### Stated problem
Copy the data that follows exactly. Include no pictures.

(Items listed in a dataset)
=-=-=-=-=
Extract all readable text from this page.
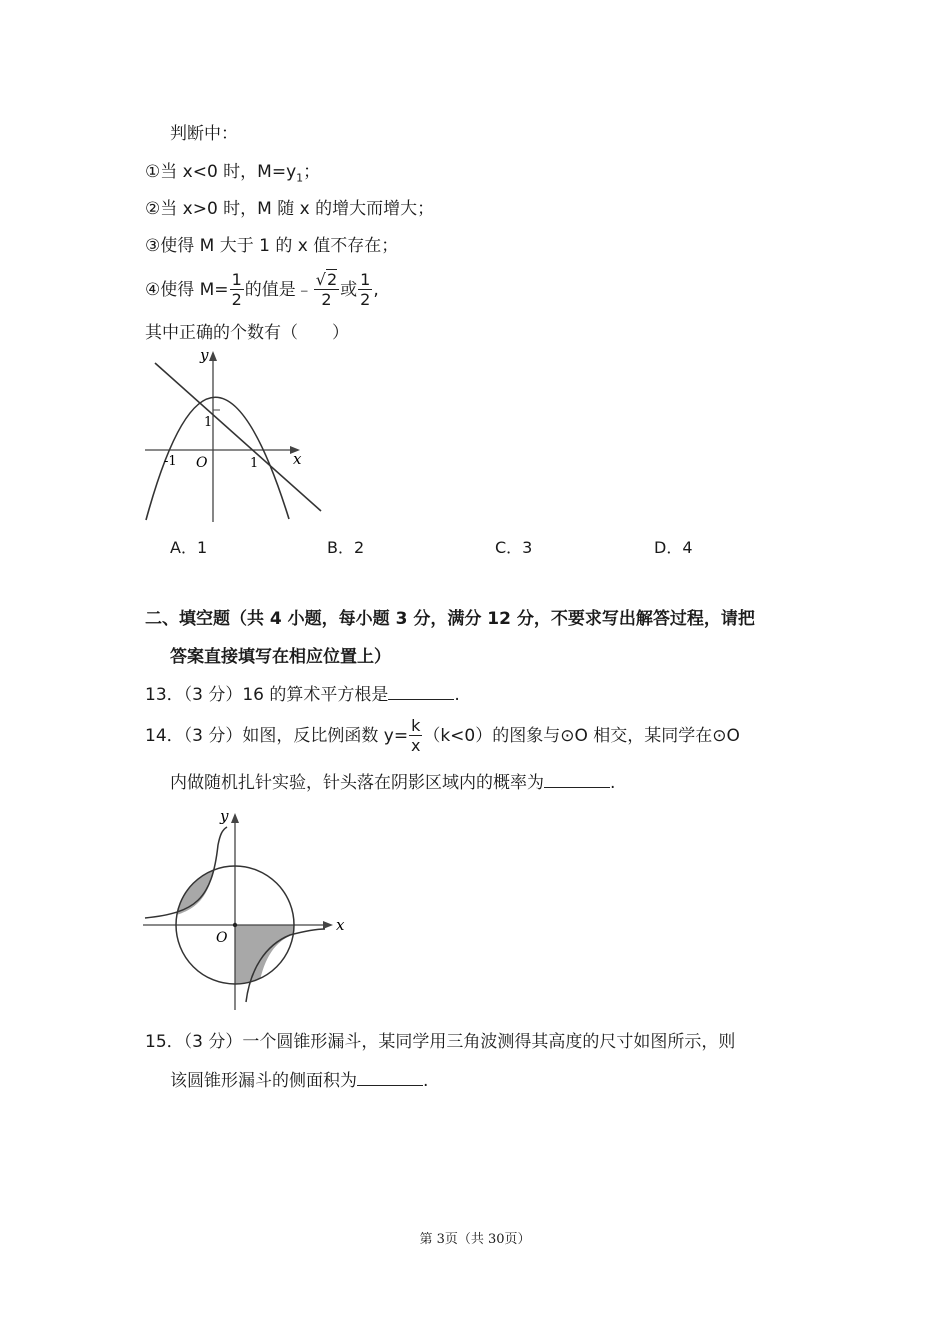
判断中：
①当 x<0 时，$M=y_1$；
②当 x>0 时，M 随 x 的增大而增大；
③使得 M 大于 1 的 x 值不存在；
④使得 $M= \frac{1}{2}$ 的值是﹣ $\frac{√2}{2}$ 或 $\frac{1}{2}$ ,
其中正确的个数有（　　）
y
x
O
1
-1	1
A．1	B．2	C．3	D．4
二、填空题（共 4 小题，每小题 3 分，满分 12 分，不要求写出解答过程，请把
答案直接填写在相应位置上）
13．（3 分）16 的算术平方根是	.
14．（3 分）如图，反比例函数 $y= \frac{k}{x} (k<0)$的图象与⊙O 相交，某同学在⊙O
内做随机扎针实验，针头落在阴影区域内的概率为	.
y
x
O
15．（3 分）一个圆锥形漏斗，某同学用三角波测得其高度的尺寸如图所示，则
该圆锥形漏斗的侧面积为	.
第 3页（共 30页）
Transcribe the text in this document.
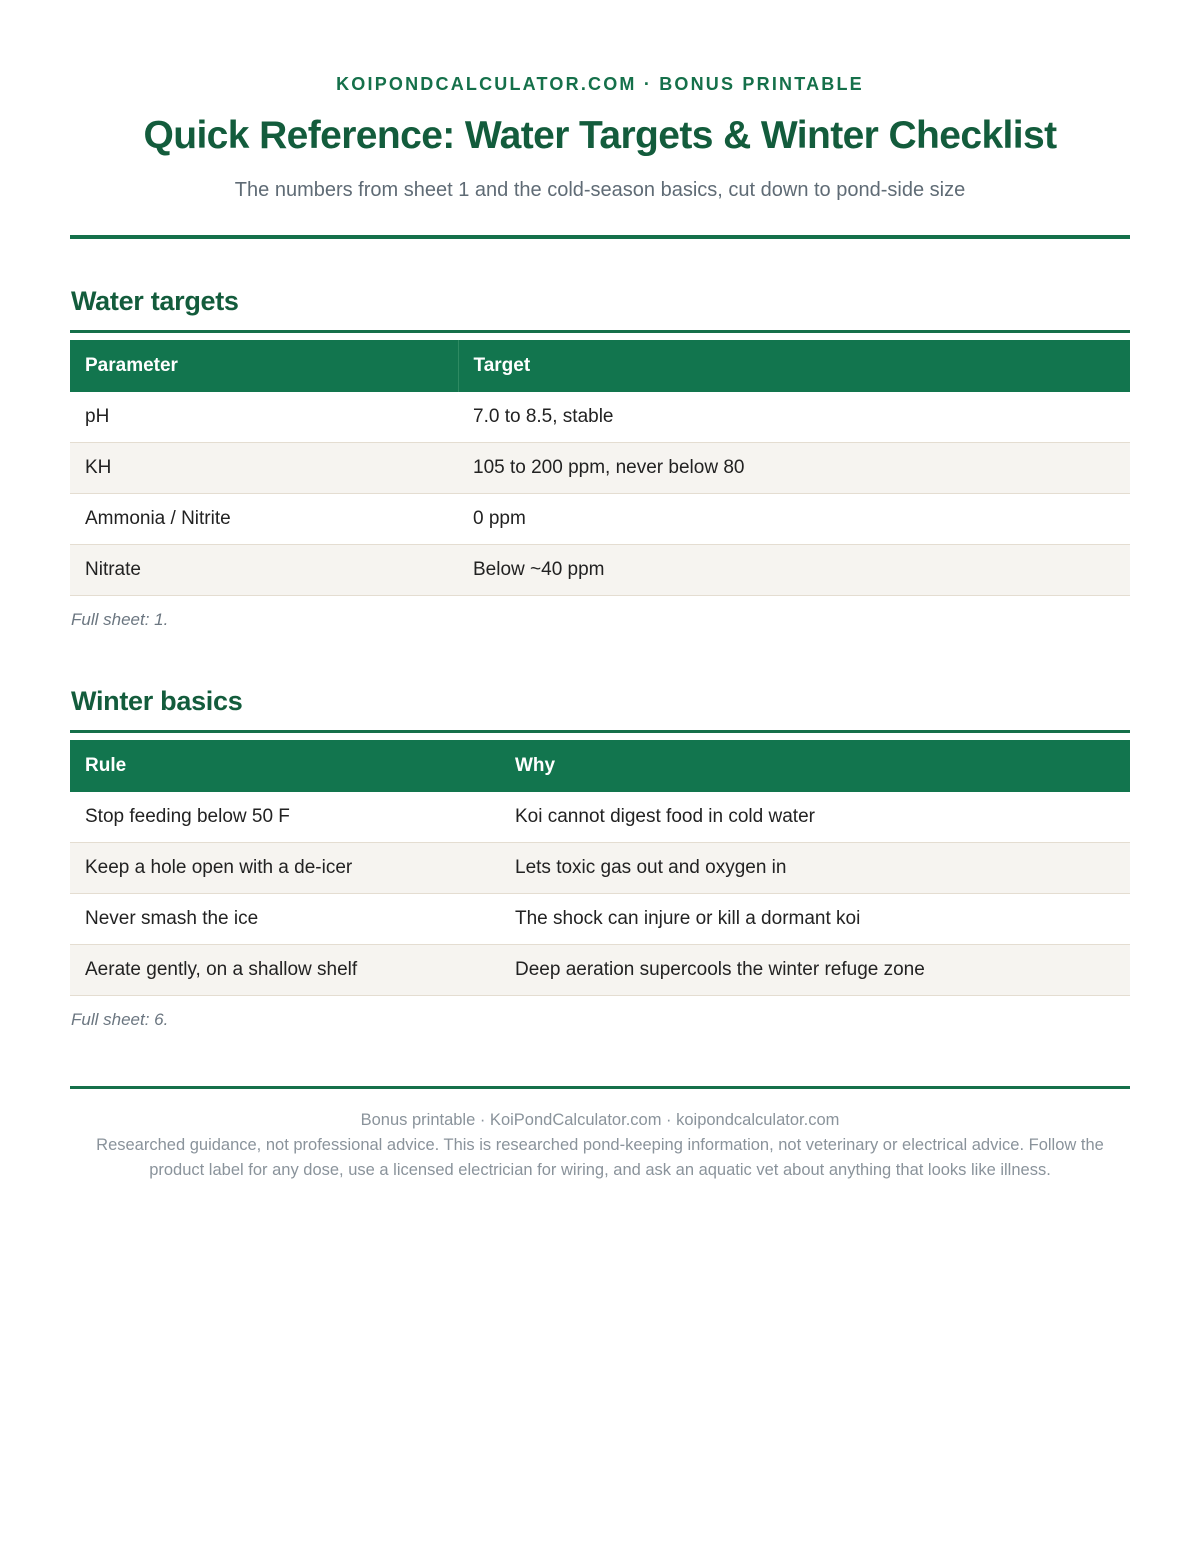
KOIPONDCALCULATOR.COM · BONUS PRINTABLE
Quick Reference: Water Targets & Winter Checklist
The numbers from sheet 1 and the cold-season basics, cut down to pond-side size
Water targets
Parameter	Target
pH	7.0 to 8.5, stable
KH	105 to 200 ppm, never below 80
Ammonia / Nitrite	0 ppm
Nitrate	Below ~40 ppm
Full sheet: 1.
Winter basics
Rule	Why
Stop feeding below 50 F	Koi cannot digest food in cold water
Keep a hole open with a de-icer	Lets toxic gas out and oxygen in
Never smash the ice	The shock can injure or kill a dormant koi
Aerate gently, on a shallow shelf	Deep aeration supercools the winter refuge zone
Full sheet: 6.
Bonus printable · KoiPondCalculator.com · koipondcalculator.com
Researched guidance, not professional advice. This is researched pond-keeping information, not veterinary or electrical advice. Follow the product label for any dose, use a licensed electrician for wiring, and ask an aquatic vet about anything that looks like illness.
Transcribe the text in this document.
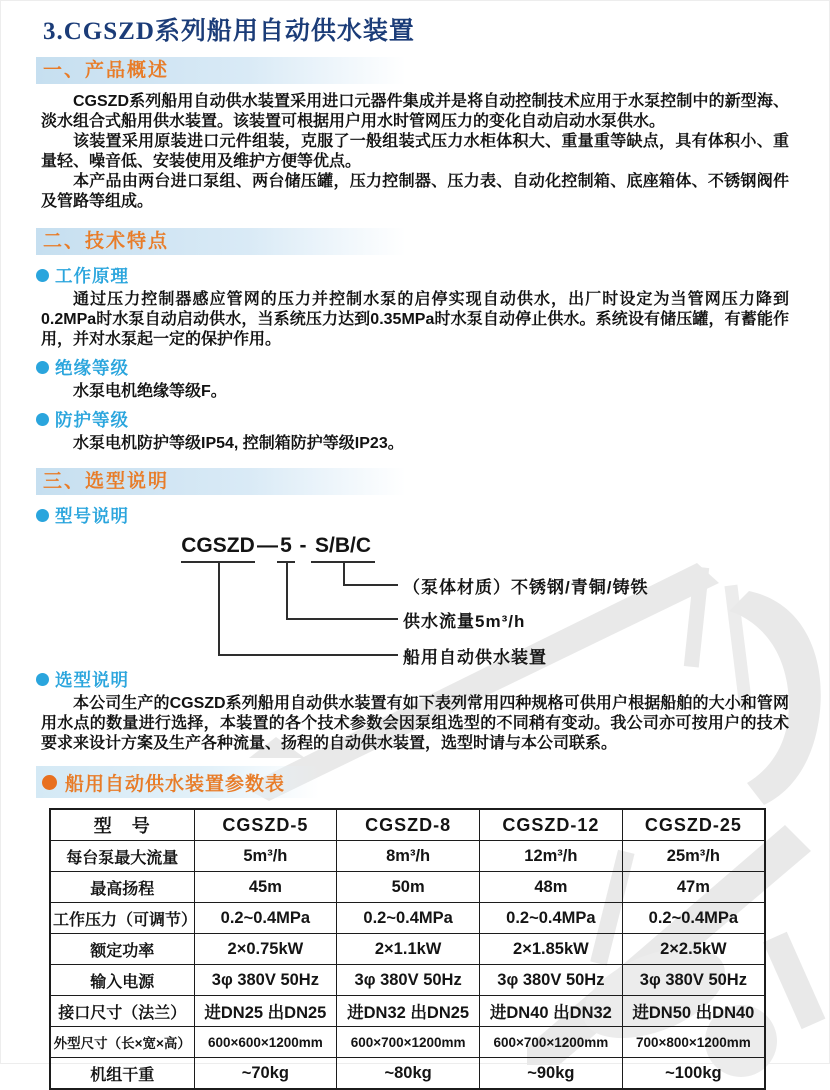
3.CGSZD系列船用自动供水装置
一、产品概述

CGSZD系列船用自动供水装置采用进口元器件集成并是将自动控制技术应用于水泵控制中的新型海、淡水组合式船用供水装置。该装置可根据用户用水时管网压力的变化自动启动水泵供水。

该装置采用原装进口元件组装，克服了一般组装式压力水柜体积大、重量重等缺点，具有体积小、重量轻、噪音低、安装使用及维护方便等优点。

本产品由两台进口泵组、两台储压罐，压力控制器、压力表、自动化控制箱、底座箱体、不锈钢阀件及管路等组成。

二、技术特点
工作原理

通过压力控制器感应管网的压力并控制水泵的启停实现自动供水，出厂时设定为当管网压力降到0.2MPa时水泵自动启动供水，当系统压力达到0.35MPa时水泵自动停止供水。系统设有储压罐，有蓄能作用，并对水泵起一定的保护作用。

绝缘等级

水泵电机绝缘等级F。

防护等级

水泵电机防护等级IP54, 控制箱防护等级IP23。

三、选型说明
型号说明
CGSZD — 5 - S/B/C
（泵体材质）不锈钢/青铜/铸铁
供水流量5m³/h
船用自动供水装置
选型说明

本公司生产的CGSZD系列船用自动供水装置有如下表列常用四种规格可供用户根据船舶的大小和管网用水点的数量进行选择，本装置的各个技术参数会因泵组选型的不同稍有变动。我公司亦可按用户的技术要求来设计方案及生产各种流量、扬程的自动供水装置，选型时请与本公司联系。

船用自动供水装置参数表
型　号	CGSZD-5	CGSZD-8	CGSZD-12	CGSZD-25
每台泵最大流量	5m³/h	8m³/h	12m³/h	25m³/h
最高扬程	45m	50m	48m	47m
工作压力（可调节）	0.2~0.4MPa	0.2~0.4MPa	0.2~0.4MPa	0.2~0.4MPa
额定功率	2×0.75kW	2×1.1kW	2×1.85kW	2×2.5kW
输入电源	3φ 380V 50Hz	3φ 380V 50Hz	3φ 380V 50Hz	3φ 380V 50Hz
接口尺寸（法兰）	进DN25 出DN25	进DN32 出DN25	进DN40 出DN32	进DN50 出DN40
外型尺寸（长×宽×高）	600×600×1200mm	600×700×1200mm	600×700×1200mm	700×800×1200mm
机组干重	~70kg	~80kg	~90kg	~100kg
=-=-=-=-=
### Exercise answer
Extract all readable text from this page.
判断中：
①当 x<0 时，$M=y_1$；
②当 x>0 时，M 随 x 的增大而增大；
③使得 M 大于 1 的 x 值不存在；
④使得 $M= \frac{1}{2}$ 的值是﹣ $\frac{√2}{2}$ 或 $\frac{1}{2}$ ,
其中正确的个数有（　　）
y
x
O
1
-1	1
A．1	B．2	C．3	D．4
二、填空题（共 4 小题，每小题 3 分，满分 12 分，不要求写出解答过程，请把
答案直接填写在相应位置上）
13．（3 分）16 的算术平方根是	.
14．（3 分）如图，反比例函数 $y= \frac{k}{x} (k<0)$的图象与⊙O 相交，某同学在⊙O
内做随机扎针实验，针头落在阴影区域内的概率为	.
y
x
O
15．（3 分）一个圆锥形漏斗，某同学用三角波测得其高度的尺寸如图所示，则
该圆锥形漏斗的侧面积为	.
第 3页（共 30页）
Transcribe the text in this document.
KOIPONDCALCULATOR.COM · BONUS PRINTABLE
Quick Reference: Water Targets & Winter Checklist
The numbers from sheet 1 and the cold-season basics, cut down to pond-side size
Water targets
Parameter	Target
pH	7.0 to 8.5, stable
KH	105 to 200 ppm, never below 80
Ammonia / Nitrite	0 ppm
Nitrate	Below ~40 ppm
Full sheet: 1.
Winter basics
Rule	Why
Stop feeding below 50 F	Koi cannot digest food in cold water
Keep a hole open with a de-icer	Lets toxic gas out and oxygen in
Never smash the ice	The shock can injure or kill a dormant koi
Aerate gently, on a shallow shelf	Deep aeration supercools the winter refuge zone
Full sheet: 6.
Bonus printable · KoiPondCalculator.com · koipondcalculator.com
Researched guidance, not professional advice. This is researched pond-keeping information, not veterinary or electrical advice. Follow the product label for any dose, use a licensed electrician for wiring, and ask an aquatic vet about anything that looks like illness.
Transcribe the text in this document.
3.CGSZD系列船用自动供水装置
一、产品概述

CGSZD系列船用自动供水装置采用进口元器件集成并是将自动控制技术应用于水泵控制中的新型海、淡水组合式船用供水装置。该装置可根据用户用水时管网压力的变化自动启动水泵供水。

该装置采用原装进口元件组装，克服了一般组装式压力水柜体积大、重量重等缺点，具有体积小、重量轻、噪音低、安装使用及维护方便等优点。

本产品由两台进口泵组、两台储压罐，压力控制器、压力表、自动化控制箱、底座箱体、不锈钢阀件及管路等组成。

二、技术特点
工作原理

通过压力控制器感应管网的压力并控制水泵的启停实现自动供水，出厂时设定为当管网压力降到0.2MPa时水泵自动启动供水，当系统压力达到0.35MPa时水泵自动停止供水。系统设有储压罐，有蓄能作用，并对水泵起一定的保护作用。

绝缘等级

水泵电机绝缘等级F。

防护等级

水泵电机防护等级IP54, 控制箱防护等级IP23。

三、选型说明
型号说明
CGSZD — 5 - S/B/C
（泵体材质）不锈钢/青铜/铸铁
供水流量5m³/h
船用自动供水装置
选型说明

本公司生产的CGSZD系列船用自动供水装置有如下表列常用四种规格可供用户根据船舶的大小和管网用水点的数量进行选择，本装置的各个技术参数会因泵组选型的不同稍有变动。我公司亦可按用户的技术要求来设计方案及生产各种流量、扬程的自动供水装置，选型时请与本公司联系。

船用自动供水装置参数表
型　号	CGSZD-5	CGSZD-8	CGSZD-12	CGSZD-25
每台泵最大流量	5m³/h	8m³/h	12m³/h	25m³/h
最高扬程	45m	50m	48m	47m
工作压力（可调节）	0.2~0.4MPa	0.2~0.4MPa	0.2~0.4MPa	0.2~0.4MPa
额定功率	2×0.75kW	2×1.1kW	2×1.85kW	2×2.5kW
输入电源	3φ 380V 50Hz	3φ 380V 50Hz	3φ 380V 50Hz	3φ 380V 50Hz
接口尺寸（法兰）	进DN25 出DN25	进DN32 出DN25	进DN40 出DN32	进DN50 出DN40
外型尺寸（长×宽×高）	600×600×1200mm	600×700×1200mm	600×700×1200mm	700×800×1200mm
机组干重	~70kg	~80kg	~90kg	~100kg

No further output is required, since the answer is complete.